WHAT THIS TASK INVOLVES:
In this exercise, reproduce all the entries that follow exactly.

[Dataset excerpt]
((

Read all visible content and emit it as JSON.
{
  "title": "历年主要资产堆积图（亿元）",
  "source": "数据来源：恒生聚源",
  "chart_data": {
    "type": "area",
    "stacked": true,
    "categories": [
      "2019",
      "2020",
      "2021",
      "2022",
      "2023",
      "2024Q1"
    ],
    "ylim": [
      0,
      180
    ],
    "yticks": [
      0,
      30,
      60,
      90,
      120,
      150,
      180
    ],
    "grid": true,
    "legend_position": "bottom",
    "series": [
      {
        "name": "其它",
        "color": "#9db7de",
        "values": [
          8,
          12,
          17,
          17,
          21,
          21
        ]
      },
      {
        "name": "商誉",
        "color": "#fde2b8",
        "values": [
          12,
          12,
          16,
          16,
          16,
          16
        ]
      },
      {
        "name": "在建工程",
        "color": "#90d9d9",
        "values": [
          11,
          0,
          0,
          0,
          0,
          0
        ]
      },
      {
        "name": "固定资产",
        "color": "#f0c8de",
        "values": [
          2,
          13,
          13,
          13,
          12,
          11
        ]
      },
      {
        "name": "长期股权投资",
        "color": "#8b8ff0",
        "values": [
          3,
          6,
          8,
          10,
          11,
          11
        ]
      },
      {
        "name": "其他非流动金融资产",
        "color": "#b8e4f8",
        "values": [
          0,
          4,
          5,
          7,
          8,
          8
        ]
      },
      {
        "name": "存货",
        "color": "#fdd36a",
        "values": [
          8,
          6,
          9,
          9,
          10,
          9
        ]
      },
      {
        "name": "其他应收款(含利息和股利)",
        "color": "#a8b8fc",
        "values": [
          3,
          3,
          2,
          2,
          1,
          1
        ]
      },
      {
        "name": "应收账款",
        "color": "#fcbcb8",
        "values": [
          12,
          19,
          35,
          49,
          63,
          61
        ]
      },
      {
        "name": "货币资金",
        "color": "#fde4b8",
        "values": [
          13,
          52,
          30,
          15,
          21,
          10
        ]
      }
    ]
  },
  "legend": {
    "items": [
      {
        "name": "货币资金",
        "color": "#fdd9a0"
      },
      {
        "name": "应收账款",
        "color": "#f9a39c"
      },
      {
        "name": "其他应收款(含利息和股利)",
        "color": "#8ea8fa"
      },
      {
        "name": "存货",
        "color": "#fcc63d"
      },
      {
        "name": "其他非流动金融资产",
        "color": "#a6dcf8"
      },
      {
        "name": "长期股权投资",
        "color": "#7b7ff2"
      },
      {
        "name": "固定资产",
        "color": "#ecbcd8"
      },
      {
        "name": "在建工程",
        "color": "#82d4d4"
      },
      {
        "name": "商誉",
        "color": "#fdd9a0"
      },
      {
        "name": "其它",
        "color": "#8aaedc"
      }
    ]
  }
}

))

OUTPUT FOR THIS TASK:
Read all visible content and emit it as JSON.
{
  "title": "历年主要资产堆积图（亿元）",
  "source": "数据来源：恒生聚源",
  "chart_data": {
    "type": "area",
    "stacked": true,
    "categories": [
      "2019",
      "2020",
      "2021",
      "2022",
      "2023",
      "2024Q1"
    ],
    "ylim": [
      0,
      180
    ],
    "yticks": [
      0,
      30,
      60,
      90,
      120,
      150,
      180
    ],
    "grid": true,
    "legend_position": "bottom",
    "series": [
      {
        "name": "其它",
        "color": "#9db7de",
        "values": [
          8,
          12,
          17,
          17,
          21,
          21
        ]
      },
      {
        "name": "商誉",
        "color": "#fde2b8",
        "values": [
          12,
          12,
          16,
          16,
          16,
          16
        ]
      },
      {
        "name": "在建工程",
        "color": "#90d9d9",
        "values": [
          11,
          0,
          0,
          0,
          0,
          0
        ]
      },
      {
        "name": "固定资产",
        "color": "#f0c8de",
        "values": [
          2,
          13,
          13,
          13,
          12,
          11
        ]
      },
      {
        "name": "长期股权投资",
        "color": "#8b8ff0",
        "values": [
          3,
          6,
          8,
          10,
          11,
          11
        ]
      },
      {
        "name": "其他非流动金融资产",
        "color": "#b8e4f8",
        "values": [
          0,
          4,
          5,
          7,
          8,
          8
        ]
      },
      {
        "name": "存货",
        "color": "#fdd36a",
        "values": [
          8,
          6,
          9,
          9,
          10,
          9
        ]
      },
      {
        "name": "其他应收款(含利息和股利)",
        "color": "#a8b8fc",
        "values": [
          3,
          3,
          2,
          2,
          1,
          1
        ]
      },
      {
        "name": "应收账款",
        "color": "#fcbcb8",
        "values": [
          12,
          19,
          35,
          49,
          63,
          61
        ]
      },
      {
        "name": "货币资金",
        "color": "#fde4b8",
        "values": [
          13,
          52,
          30,
          15,
          21,
          10
        ]
      }
    ]
  },
  "legend": {
    "items": [
      {
        "name": "货币资金",
        "color": "#fdd9a0"
      },
      {
        "name": "应收账款",
        "color": "#f9a39c"
      },
      {
        "name": "其他应收款(含利息和股利)",
        "color": "#8ea8fa"
      },
      {
        "name": "存货",
        "color": "#fcc63d"
      },
      {
        "name": "其他非流动金融资产",
        "color": "#a6dcf8"
      },
      {
        "name": "长期股权投资",
        "color": "#7b7ff2"
      },
      {
        "name": "固定资产",
        "color": "#ecbcd8"
      },
      {
        "name": "在建工程",
        "color": "#82d4d4"
      },
      {
        "name": "商誉",
        "color": "#fdd9a0"
      },
      {
        "name": "其它",
        "color": "#8aaedc"
      }
    ]
  }
}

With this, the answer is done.